## WHAT IS REQUIRED
Without the pictures, return each record as it appears.

## INPUT ROWS
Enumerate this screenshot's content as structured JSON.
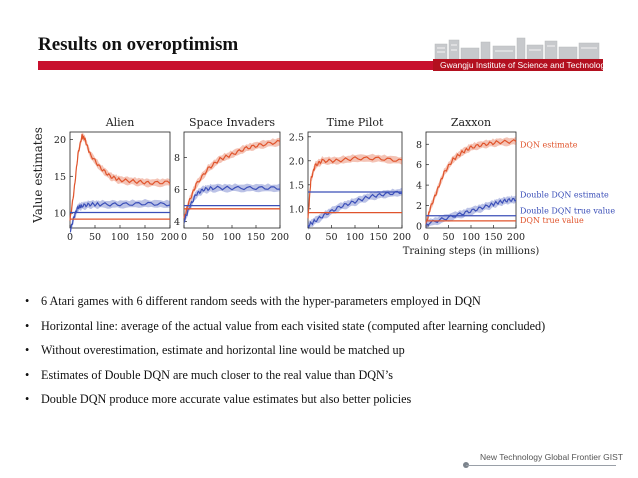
{
  "title": "Results on overoptimism",
  "institute": "Gwangju Institute of  Science and Technology",
  "footer": "New Technology Global Frontier GIST",
  "bullets": [
    "6 Atari games with 6 different random seeds with the hyper-parameters employed in DQN",
    "Horizontal line: average of the actual value from each visited state (computed after learning concluded)",
    "Without overestimation, estimate and horizontal line would be matched up",
    "Estimates of Double DQN are much closer to the real value than DQN’s",
    "Double DQN produce more accurate value estimates but also better policies"
  ],
  "bullet_symbol": "•",
  "colors": {
    "accent": "#c8102e",
    "dqn": "#e0542c",
    "double_dqn": "#3b4fb8"
  },
  "chart_data": [
    {
      "type": "line",
      "title": "Alien",
      "ylabel": "Value estimates",
      "x_ticks": [
        "0",
        "50",
        "100",
        "150",
        "200"
      ],
      "y_ticks": [
        "10",
        "15",
        "20"
      ],
      "ylim": [
        8,
        21
      ],
      "xlim": [
        0,
        200
      ],
      "series": [
        {
          "color": "#e0542c",
          "x": [
            0,
            8,
            16,
            24,
            30,
            40,
            60,
            80,
            100,
            130,
            160,
            200
          ],
          "y": [
            9,
            13,
            18,
            20.5,
            20,
            18,
            16.2,
            15,
            14.5,
            14.3,
            14.1,
            14.2
          ]
        },
        {
          "color": "#3b4fb8",
          "x": [
            0,
            8,
            16,
            24,
            40,
            60,
            100,
            150,
            200
          ],
          "y": [
            7.5,
            9.5,
            10.8,
            11,
            11.2,
            11.2,
            11.2,
            11.3,
            11.2
          ]
        },
        {
          "color": "#e0542c",
          "x": [
            0,
            200
          ],
          "y": [
            9.2,
            9.2
          ]
        },
        {
          "color": "#3b4fb8",
          "x": [
            0,
            200
          ],
          "y": [
            10.1,
            10.1
          ]
        }
      ]
    },
    {
      "type": "line",
      "title": "Space Invaders",
      "x_ticks": [
        "0",
        "50",
        "100",
        "150",
        "200"
      ],
      "y_ticks": [
        "4",
        "6",
        "8"
      ],
      "ylim": [
        3.6,
        9.6
      ],
      "xlim": [
        0,
        200
      ],
      "series": [
        {
          "color": "#e0542c",
          "x": [
            0,
            10,
            25,
            50,
            75,
            100,
            130,
            160,
            200
          ],
          "y": [
            4.2,
            5.2,
            6.3,
            7.3,
            7.9,
            8.2,
            8.6,
            8.8,
            9.0
          ]
        },
        {
          "color": "#3b4fb8",
          "x": [
            0,
            10,
            25,
            40,
            60,
            100,
            150,
            200
          ],
          "y": [
            4.0,
            4.8,
            5.7,
            6.0,
            6.1,
            6.1,
            6.1,
            6.1
          ]
        },
        {
          "color": "#e0542c",
          "x": [
            0,
            200
          ],
          "y": [
            4.8,
            4.8
          ]
        },
        {
          "color": "#3b4fb8",
          "x": [
            0,
            200
          ],
          "y": [
            5.0,
            5.0
          ]
        }
      ]
    },
    {
      "type": "line",
      "title": "Time Pilot",
      "x_ticks": [
        "0",
        "50",
        "100",
        "150",
        "200"
      ],
      "y_ticks": [
        "1.0",
        "1.5",
        "2.0",
        "2.5"
      ],
      "ylim": [
        0.6,
        2.6
      ],
      "xlim": [
        0,
        200
      ],
      "series": [
        {
          "color": "#e0542c",
          "x": [
            0,
            6,
            15,
            30,
            60,
            100,
            150,
            200
          ],
          "y": [
            0.8,
            1.6,
            1.9,
            2.0,
            2.0,
            2.05,
            2.05,
            2.0
          ]
        },
        {
          "color": "#3b4fb8",
          "x": [
            0,
            15,
            40,
            70,
            100,
            130,
            160,
            200
          ],
          "y": [
            0.65,
            0.75,
            0.9,
            1.05,
            1.15,
            1.25,
            1.3,
            1.35
          ]
        },
        {
          "color": "#3b4fb8",
          "x": [
            0,
            200
          ],
          "y": [
            1.35,
            1.35
          ]
        },
        {
          "color": "#e0542c",
          "x": [
            0,
            200
          ],
          "y": [
            0.92,
            0.92
          ]
        }
      ]
    },
    {
      "type": "line",
      "title": "Zaxxon",
      "xlabel": "Training steps (in millions)",
      "x_ticks": [
        "0",
        "50",
        "100",
        "150",
        "200"
      ],
      "y_ticks": [
        "0",
        "2",
        "4",
        "6",
        "8"
      ],
      "ylim": [
        -0.2,
        9.2
      ],
      "xlim": [
        0,
        200
      ],
      "series": [
        {
          "name": "DQN estimate",
          "color": "#e0542c",
          "x": [
            0,
            10,
            25,
            40,
            60,
            80,
            100,
            130,
            160,
            200
          ],
          "y": [
            0.2,
            1.8,
            3.5,
            5.2,
            6.5,
            7.2,
            7.7,
            8.0,
            8.2,
            8.3
          ]
        },
        {
          "name": "Double DQN estimate",
          "color": "#3b4fb8",
          "x": [
            0,
            40,
            80,
            110,
            140,
            160,
            180,
            200
          ],
          "y": [
            0.2,
            0.7,
            1.2,
            1.6,
            2.0,
            2.3,
            2.5,
            2.6
          ]
        },
        {
          "name": "Double DQN true value",
          "color": "#3b4fb8",
          "x": [
            0,
            200
          ],
          "y": [
            1.0,
            1.0
          ]
        },
        {
          "name": "DQN true value",
          "color": "#e0542c",
          "x": [
            0,
            200
          ],
          "y": [
            0.5,
            0.5
          ]
        }
      ]
    }
  ]
}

## EXERCISE RESULT
Enumerate this screenshot's content as structured JSON.
{
  "title": "Results on overoptimism",
  "institute": "Gwangju Institute of  Science and Technology",
  "footer": "New Technology Global Frontier GIST",
  "bullets": [
    "6 Atari games with 6 different random seeds with the hyper-parameters employed in DQN",
    "Horizontal line: average of the actual value from each visited state (computed after learning concluded)",
    "Without overestimation, estimate and horizontal line would be matched up",
    "Estimates of Double DQN are much closer to the real value than DQN’s",
    "Double DQN produce more accurate value estimates but also better policies"
  ],
  "bullet_symbol": "•",
  "colors": {
    "accent": "#c8102e",
    "dqn": "#e0542c",
    "double_dqn": "#3b4fb8"
  },
  "chart_data": [
    {
      "type": "line",
      "title": "Alien",
      "ylabel": "Value estimates",
      "x_ticks": [
        "0",
        "50",
        "100",
        "150",
        "200"
      ],
      "y_ticks": [
        "10",
        "15",
        "20"
      ],
      "ylim": [
        8,
        21
      ],
      "xlim": [
        0,
        200
      ],
      "series": [
        {
          "color": "#e0542c",
          "x": [
            0,
            8,
            16,
            24,
            30,
            40,
            60,
            80,
            100,
            130,
            160,
            200
          ],
          "y": [
            9,
            13,
            18,
            20.5,
            20,
            18,
            16.2,
            15,
            14.5,
            14.3,
            14.1,
            14.2
          ]
        },
        {
          "color": "#3b4fb8",
          "x": [
            0,
            8,
            16,
            24,
            40,
            60,
            100,
            150,
            200
          ],
          "y": [
            7.5,
            9.5,
            10.8,
            11,
            11.2,
            11.2,
            11.2,
            11.3,
            11.2
          ]
        },
        {
          "color": "#e0542c",
          "x": [
            0,
            200
          ],
          "y": [
            9.2,
            9.2
          ]
        },
        {
          "color": "#3b4fb8",
          "x": [
            0,
            200
          ],
          "y": [
            10.1,
            10.1
          ]
        }
      ]
    },
    {
      "type": "line",
      "title": "Space Invaders",
      "x_ticks": [
        "0",
        "50",
        "100",
        "150",
        "200"
      ],
      "y_ticks": [
        "4",
        "6",
        "8"
      ],
      "ylim": [
        3.6,
        9.6
      ],
      "xlim": [
        0,
        200
      ],
      "series": [
        {
          "color": "#e0542c",
          "x": [
            0,
            10,
            25,
            50,
            75,
            100,
            130,
            160,
            200
          ],
          "y": [
            4.2,
            5.2,
            6.3,
            7.3,
            7.9,
            8.2,
            8.6,
            8.8,
            9.0
          ]
        },
        {
          "color": "#3b4fb8",
          "x": [
            0,
            10,
            25,
            40,
            60,
            100,
            150,
            200
          ],
          "y": [
            4.0,
            4.8,
            5.7,
            6.0,
            6.1,
            6.1,
            6.1,
            6.1
          ]
        },
        {
          "color": "#e0542c",
          "x": [
            0,
            200
          ],
          "y": [
            4.8,
            4.8
          ]
        },
        {
          "color": "#3b4fb8",
          "x": [
            0,
            200
          ],
          "y": [
            5.0,
            5.0
          ]
        }
      ]
    },
    {
      "type": "line",
      "title": "Time Pilot",
      "x_ticks": [
        "0",
        "50",
        "100",
        "150",
        "200"
      ],
      "y_ticks": [
        "1.0",
        "1.5",
        "2.0",
        "2.5"
      ],
      "ylim": [
        0.6,
        2.6
      ],
      "xlim": [
        0,
        200
      ],
      "series": [
        {
          "color": "#e0542c",
          "x": [
            0,
            6,
            15,
            30,
            60,
            100,
            150,
            200
          ],
          "y": [
            0.8,
            1.6,
            1.9,
            2.0,
            2.0,
            2.05,
            2.05,
            2.0
          ]
        },
        {
          "color": "#3b4fb8",
          "x": [
            0,
            15,
            40,
            70,
            100,
            130,
            160,
            200
          ],
          "y": [
            0.65,
            0.75,
            0.9,
            1.05,
            1.15,
            1.25,
            1.3,
            1.35
          ]
        },
        {
          "color": "#3b4fb8",
          "x": [
            0,
            200
          ],
          "y": [
            1.35,
            1.35
          ]
        },
        {
          "color": "#e0542c",
          "x": [
            0,
            200
          ],
          "y": [
            0.92,
            0.92
          ]
        }
      ]
    },
    {
      "type": "line",
      "title": "Zaxxon",
      "xlabel": "Training steps (in millions)",
      "x_ticks": [
        "0",
        "50",
        "100",
        "150",
        "200"
      ],
      "y_ticks": [
        "0",
        "2",
        "4",
        "6",
        "8"
      ],
      "ylim": [
        -0.2,
        9.2
      ],
      "xlim": [
        0,
        200
      ],
      "series": [
        {
          "name": "DQN estimate",
          "color": "#e0542c",
          "x": [
            0,
            10,
            25,
            40,
            60,
            80,
            100,
            130,
            160,
            200
          ],
          "y": [
            0.2,
            1.8,
            3.5,
            5.2,
            6.5,
            7.2,
            7.7,
            8.0,
            8.2,
            8.3
          ]
        },
        {
          "name": "Double DQN estimate",
          "color": "#3b4fb8",
          "x": [
            0,
            40,
            80,
            110,
            140,
            160,
            180,
            200
          ],
          "y": [
            0.2,
            0.7,
            1.2,
            1.6,
            2.0,
            2.3,
            2.5,
            2.6
          ]
        },
        {
          "name": "Double DQN true value",
          "color": "#3b4fb8",
          "x": [
            0,
            200
          ],
          "y": [
            1.0,
            1.0
          ]
        },
        {
          "name": "DQN true value",
          "color": "#e0542c",
          "x": [
            0,
            200
          ],
          "y": [
            0.5,
            0.5
          ]
        }
      ]
    }
  ]
}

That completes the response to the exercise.